Set task: Work out how many lines of the data hold the string "gemeenten", and reply with that number alone.

** START OF Excerpted records **

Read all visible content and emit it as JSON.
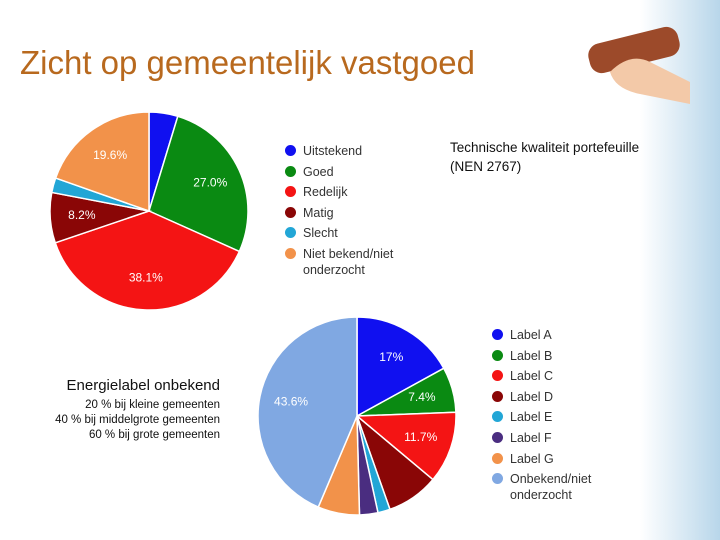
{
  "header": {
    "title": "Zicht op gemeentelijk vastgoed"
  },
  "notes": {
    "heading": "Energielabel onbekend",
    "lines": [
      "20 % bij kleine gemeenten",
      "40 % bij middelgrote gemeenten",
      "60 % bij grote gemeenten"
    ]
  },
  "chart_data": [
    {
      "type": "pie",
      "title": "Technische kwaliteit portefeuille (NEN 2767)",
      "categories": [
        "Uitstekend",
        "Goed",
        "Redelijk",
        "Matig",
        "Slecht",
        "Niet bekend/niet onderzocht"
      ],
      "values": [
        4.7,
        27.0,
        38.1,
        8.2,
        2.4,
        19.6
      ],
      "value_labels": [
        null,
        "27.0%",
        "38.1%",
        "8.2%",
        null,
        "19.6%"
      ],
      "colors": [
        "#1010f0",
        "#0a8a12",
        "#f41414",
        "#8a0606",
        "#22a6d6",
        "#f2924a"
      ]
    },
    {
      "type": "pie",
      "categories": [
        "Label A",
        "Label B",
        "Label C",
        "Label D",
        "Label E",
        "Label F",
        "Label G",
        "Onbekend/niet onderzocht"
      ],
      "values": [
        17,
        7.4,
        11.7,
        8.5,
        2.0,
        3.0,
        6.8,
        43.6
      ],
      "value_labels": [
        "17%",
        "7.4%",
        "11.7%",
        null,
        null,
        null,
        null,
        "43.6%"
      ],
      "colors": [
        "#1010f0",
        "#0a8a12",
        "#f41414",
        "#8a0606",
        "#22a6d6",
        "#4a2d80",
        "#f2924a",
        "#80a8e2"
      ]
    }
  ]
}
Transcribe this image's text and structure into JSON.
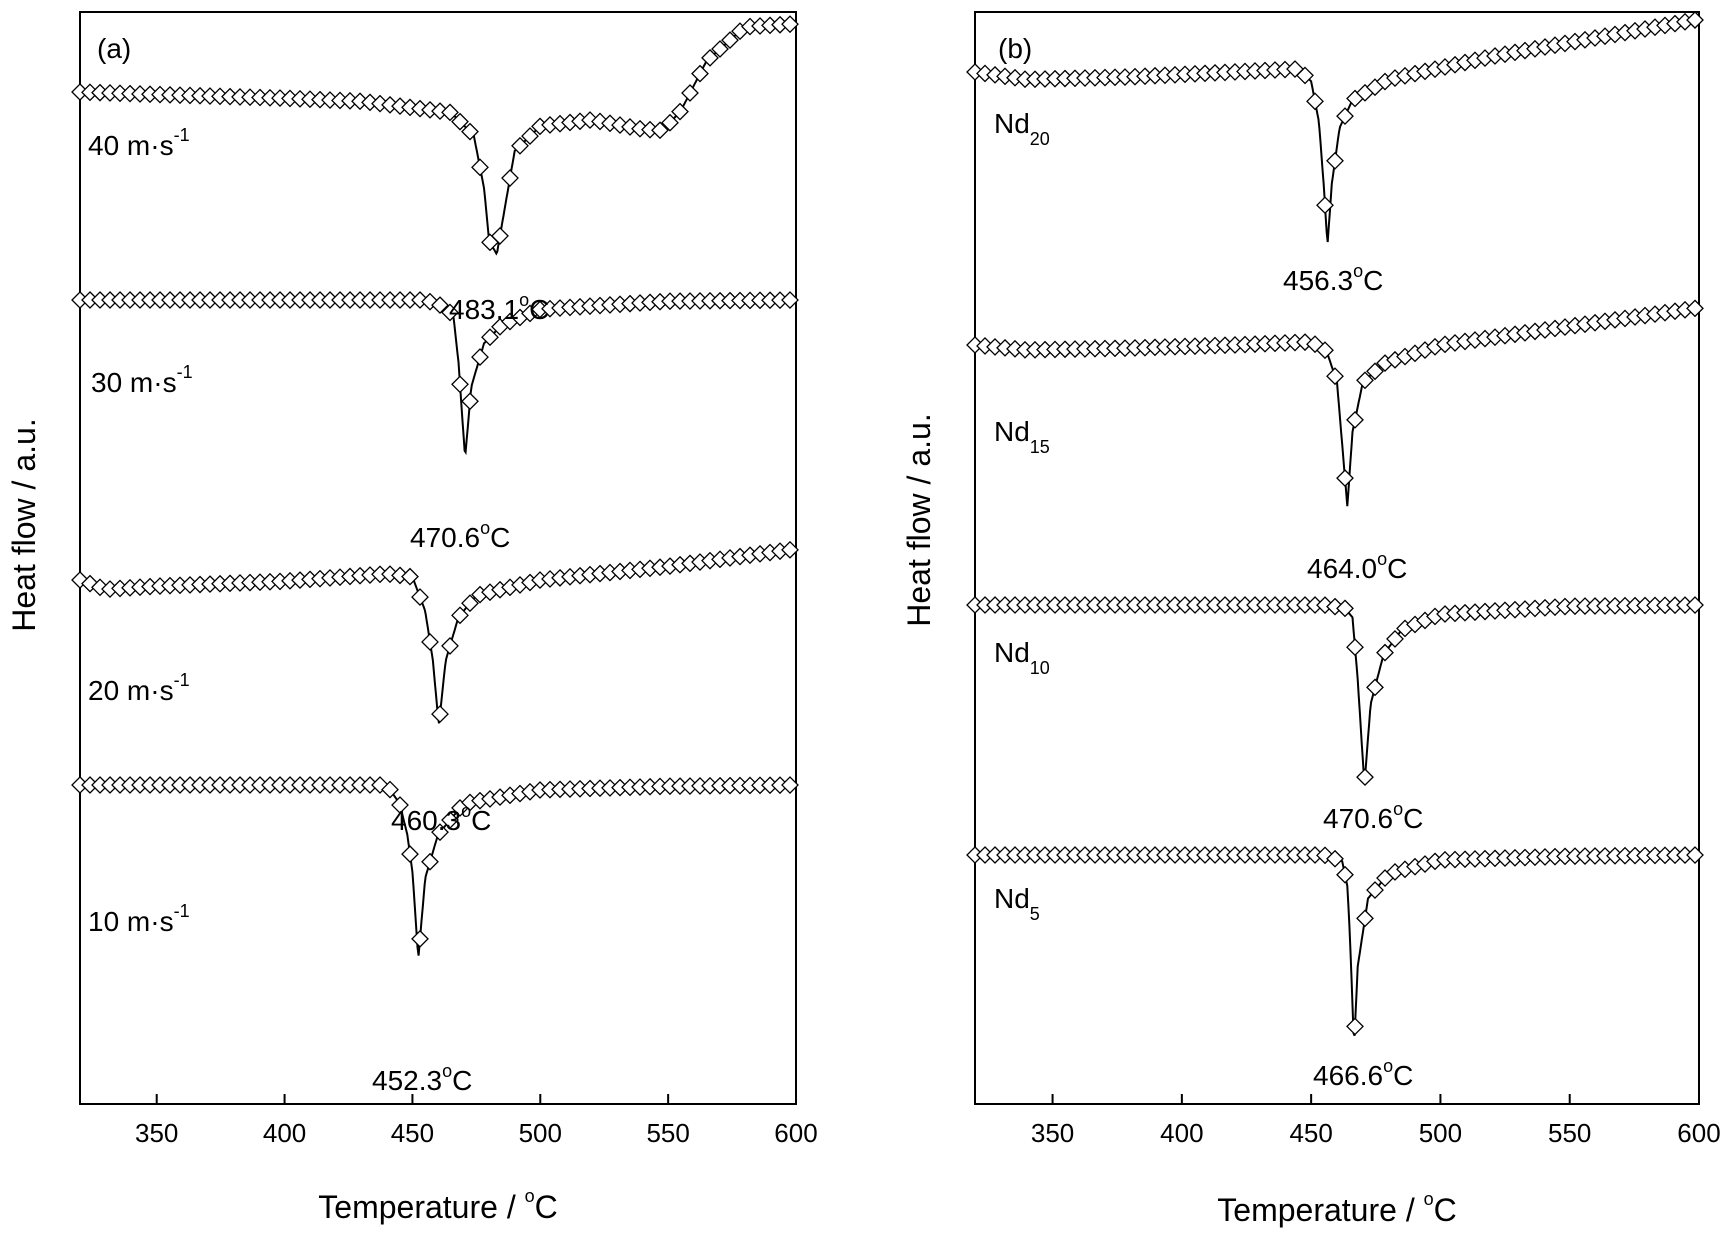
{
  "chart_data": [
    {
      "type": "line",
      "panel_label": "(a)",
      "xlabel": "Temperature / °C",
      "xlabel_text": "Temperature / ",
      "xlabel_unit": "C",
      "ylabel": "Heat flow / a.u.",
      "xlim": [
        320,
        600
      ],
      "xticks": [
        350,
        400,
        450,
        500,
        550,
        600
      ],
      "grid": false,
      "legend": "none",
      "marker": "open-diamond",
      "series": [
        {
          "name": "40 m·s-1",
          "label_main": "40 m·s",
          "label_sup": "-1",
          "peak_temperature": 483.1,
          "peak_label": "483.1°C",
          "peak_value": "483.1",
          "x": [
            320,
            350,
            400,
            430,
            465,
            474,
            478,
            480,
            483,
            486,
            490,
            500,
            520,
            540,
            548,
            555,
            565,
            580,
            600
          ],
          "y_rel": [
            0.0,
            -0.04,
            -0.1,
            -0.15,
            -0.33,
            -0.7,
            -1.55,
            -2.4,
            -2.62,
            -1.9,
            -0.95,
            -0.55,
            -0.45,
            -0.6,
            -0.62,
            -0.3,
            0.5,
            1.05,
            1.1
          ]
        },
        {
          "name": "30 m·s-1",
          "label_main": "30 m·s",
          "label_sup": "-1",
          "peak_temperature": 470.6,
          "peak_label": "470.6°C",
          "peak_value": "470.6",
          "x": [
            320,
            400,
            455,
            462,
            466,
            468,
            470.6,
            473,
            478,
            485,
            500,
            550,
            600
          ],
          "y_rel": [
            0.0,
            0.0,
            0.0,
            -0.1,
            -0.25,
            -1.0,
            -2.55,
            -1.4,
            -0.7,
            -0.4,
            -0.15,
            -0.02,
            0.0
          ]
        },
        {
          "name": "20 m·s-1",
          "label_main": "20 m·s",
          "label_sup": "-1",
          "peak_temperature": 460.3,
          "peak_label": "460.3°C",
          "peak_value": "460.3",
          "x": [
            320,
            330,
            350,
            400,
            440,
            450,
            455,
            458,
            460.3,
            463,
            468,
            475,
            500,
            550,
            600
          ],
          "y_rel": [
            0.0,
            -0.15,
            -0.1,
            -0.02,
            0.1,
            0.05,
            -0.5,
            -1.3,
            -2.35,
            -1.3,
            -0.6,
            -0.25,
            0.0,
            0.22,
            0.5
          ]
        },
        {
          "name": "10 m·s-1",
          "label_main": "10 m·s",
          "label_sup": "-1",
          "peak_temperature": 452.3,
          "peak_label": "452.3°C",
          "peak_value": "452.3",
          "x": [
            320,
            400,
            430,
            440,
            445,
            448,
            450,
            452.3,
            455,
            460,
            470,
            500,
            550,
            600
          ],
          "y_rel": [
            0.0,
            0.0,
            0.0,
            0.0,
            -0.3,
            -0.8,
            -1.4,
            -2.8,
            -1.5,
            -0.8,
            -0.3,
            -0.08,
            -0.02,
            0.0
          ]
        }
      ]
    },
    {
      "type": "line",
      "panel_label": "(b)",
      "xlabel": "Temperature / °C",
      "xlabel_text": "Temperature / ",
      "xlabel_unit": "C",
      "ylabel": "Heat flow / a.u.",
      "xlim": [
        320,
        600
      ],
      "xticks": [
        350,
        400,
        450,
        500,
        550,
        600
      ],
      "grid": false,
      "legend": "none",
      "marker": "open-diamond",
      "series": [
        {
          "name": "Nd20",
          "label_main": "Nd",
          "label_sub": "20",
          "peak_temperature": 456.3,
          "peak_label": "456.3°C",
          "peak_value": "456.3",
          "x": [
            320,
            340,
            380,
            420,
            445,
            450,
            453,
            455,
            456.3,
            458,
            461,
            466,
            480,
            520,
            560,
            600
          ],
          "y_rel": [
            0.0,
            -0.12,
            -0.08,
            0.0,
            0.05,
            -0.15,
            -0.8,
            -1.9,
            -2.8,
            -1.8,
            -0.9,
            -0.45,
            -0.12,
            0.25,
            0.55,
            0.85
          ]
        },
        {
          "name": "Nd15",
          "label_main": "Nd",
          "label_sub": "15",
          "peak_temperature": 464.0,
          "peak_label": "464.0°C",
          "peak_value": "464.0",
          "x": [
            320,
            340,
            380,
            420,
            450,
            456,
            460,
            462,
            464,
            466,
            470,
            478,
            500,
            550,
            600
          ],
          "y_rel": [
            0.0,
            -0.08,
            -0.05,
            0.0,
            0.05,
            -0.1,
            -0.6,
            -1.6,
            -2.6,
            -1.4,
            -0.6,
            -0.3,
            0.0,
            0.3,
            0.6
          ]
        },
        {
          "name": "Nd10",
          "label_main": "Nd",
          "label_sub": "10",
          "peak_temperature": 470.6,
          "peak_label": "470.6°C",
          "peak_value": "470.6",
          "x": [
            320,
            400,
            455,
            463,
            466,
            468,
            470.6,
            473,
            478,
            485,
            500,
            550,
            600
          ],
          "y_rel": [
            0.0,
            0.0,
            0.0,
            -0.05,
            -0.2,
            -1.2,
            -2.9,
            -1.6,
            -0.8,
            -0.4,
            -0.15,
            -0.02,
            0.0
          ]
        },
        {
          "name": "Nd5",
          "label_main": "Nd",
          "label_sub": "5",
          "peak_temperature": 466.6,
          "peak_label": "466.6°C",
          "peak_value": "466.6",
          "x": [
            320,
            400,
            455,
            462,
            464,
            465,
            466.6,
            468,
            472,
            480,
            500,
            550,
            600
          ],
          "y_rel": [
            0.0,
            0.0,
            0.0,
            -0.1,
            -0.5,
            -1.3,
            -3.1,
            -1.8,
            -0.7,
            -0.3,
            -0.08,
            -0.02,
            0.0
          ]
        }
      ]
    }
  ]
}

** END OF Excerpted records **

Task result: 3